Travail demandé |
A) Recopiez sans modification le passage du document allant de « Par sa décision » jusqu'à « des plus riches. ».
B) Selon le document, quel État Paul Ryan représente-t-il ?

En annonçant son «ticket» avec Paul Ryan, Mitt Romney a
finalement choisi son camp.
Par sa décision de prendre le représentant du Wisconsin
comme son colistier pour la présidentielle de novembre prochain, il a envoyé un
signe fort à la droite dure du Parti républicain pour lui signifier son
ralliement.
Car Paul Ryan, désormais candidat républicain à la
vice-présidence, est un militant de longue date de la fin totale de
l’interventionnisme de l’Etat, de la réduction des déficits et de la protection
des plus riches.
Une de ses références idéologiques n’est autre qu’Ayn Rand, une
écrivain égérie de la droite extrême qui prônait la fin totale de l’Etat et un
laisser-faire où les plus forts et les plus riches seraient les gagnants.
Paul Ryan est d’ailleurs un idéologue particulièrement apprécié
par les partisans du mouvement Tea Party proche de la droite extrême.

Données |
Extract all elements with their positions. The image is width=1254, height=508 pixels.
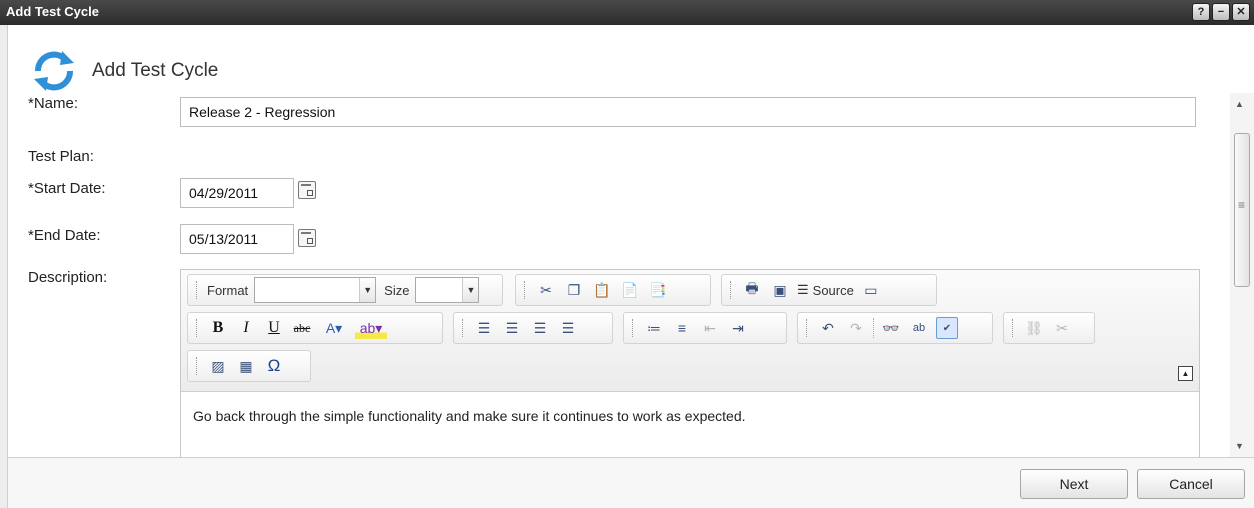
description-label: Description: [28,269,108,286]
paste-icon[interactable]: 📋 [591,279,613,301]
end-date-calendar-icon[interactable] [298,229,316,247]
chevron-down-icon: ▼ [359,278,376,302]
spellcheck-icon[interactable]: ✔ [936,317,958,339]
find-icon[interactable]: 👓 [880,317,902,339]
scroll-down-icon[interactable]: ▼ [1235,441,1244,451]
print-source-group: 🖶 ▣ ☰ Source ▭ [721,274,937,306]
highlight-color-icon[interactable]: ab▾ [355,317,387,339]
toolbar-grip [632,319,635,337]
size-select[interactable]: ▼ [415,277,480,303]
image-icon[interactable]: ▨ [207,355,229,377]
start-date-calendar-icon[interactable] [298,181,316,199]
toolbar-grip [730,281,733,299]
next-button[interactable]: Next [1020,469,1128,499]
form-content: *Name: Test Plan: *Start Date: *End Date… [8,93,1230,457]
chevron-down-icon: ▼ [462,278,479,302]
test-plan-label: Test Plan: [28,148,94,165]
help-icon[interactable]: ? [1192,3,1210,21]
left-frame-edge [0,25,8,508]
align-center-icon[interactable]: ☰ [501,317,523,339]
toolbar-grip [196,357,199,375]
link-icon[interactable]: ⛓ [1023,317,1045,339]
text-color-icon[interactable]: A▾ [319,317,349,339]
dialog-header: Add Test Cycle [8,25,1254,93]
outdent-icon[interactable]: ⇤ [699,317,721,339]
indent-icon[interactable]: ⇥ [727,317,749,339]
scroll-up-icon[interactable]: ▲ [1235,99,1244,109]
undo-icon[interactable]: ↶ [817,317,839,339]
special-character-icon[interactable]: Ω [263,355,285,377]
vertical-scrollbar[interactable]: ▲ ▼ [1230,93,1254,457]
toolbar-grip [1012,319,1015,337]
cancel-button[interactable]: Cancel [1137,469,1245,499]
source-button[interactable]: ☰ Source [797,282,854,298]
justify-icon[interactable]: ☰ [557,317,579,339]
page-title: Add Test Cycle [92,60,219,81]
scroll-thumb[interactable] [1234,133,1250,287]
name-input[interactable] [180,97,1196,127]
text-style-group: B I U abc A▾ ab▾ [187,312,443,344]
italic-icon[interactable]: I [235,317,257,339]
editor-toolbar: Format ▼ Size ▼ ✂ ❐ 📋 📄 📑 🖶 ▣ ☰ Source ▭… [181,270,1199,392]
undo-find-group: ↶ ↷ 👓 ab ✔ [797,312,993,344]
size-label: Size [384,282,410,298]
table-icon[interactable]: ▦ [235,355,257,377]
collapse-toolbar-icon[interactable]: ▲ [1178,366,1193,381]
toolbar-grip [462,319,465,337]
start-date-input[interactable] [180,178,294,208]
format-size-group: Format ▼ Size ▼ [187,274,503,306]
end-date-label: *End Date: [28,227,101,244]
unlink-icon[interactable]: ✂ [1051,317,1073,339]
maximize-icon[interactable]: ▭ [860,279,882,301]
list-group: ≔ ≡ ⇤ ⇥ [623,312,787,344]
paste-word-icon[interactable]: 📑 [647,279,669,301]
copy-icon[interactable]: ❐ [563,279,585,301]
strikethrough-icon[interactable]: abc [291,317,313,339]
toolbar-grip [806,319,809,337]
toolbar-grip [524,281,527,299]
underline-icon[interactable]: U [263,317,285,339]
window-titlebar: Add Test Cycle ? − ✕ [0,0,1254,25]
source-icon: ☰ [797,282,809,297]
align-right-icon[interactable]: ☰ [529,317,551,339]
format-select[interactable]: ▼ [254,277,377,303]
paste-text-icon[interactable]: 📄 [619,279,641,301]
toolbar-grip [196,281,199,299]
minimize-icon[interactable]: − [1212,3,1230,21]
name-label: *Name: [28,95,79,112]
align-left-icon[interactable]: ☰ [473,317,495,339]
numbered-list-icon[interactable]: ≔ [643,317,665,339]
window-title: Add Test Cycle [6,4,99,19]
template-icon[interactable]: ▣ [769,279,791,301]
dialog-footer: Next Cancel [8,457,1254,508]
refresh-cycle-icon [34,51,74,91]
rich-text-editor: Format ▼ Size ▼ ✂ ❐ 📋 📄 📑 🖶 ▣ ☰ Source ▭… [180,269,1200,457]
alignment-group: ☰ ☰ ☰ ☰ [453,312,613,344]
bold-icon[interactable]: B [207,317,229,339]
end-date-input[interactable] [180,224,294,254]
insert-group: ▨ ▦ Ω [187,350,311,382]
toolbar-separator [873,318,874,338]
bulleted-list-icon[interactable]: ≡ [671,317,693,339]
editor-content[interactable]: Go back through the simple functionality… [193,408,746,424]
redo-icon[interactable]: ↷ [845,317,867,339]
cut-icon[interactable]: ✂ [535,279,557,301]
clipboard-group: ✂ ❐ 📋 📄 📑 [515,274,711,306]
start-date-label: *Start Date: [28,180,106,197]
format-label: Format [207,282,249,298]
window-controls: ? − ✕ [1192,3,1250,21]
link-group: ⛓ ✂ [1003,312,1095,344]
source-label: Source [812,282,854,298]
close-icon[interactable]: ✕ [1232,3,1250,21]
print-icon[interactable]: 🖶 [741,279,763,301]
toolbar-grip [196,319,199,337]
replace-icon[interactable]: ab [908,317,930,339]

Résultats par consigne |
A)
Par sa décision de prendre le représentant du Wisconsin
comme son colistier pour la présidentielle de novembre prochain, il a envoyé un
signe fort à la droite dure du Parti républicain pour lui signifier son
ralliement.
Car Paul Ryan, désormais candidat républicain à la
vice-présidence, est un militant de longue date de la fin totale de
l’interventionnisme de l’Etat, de la réduction des déficits et de la protection
des plus riches.

B) Le Wisconsin.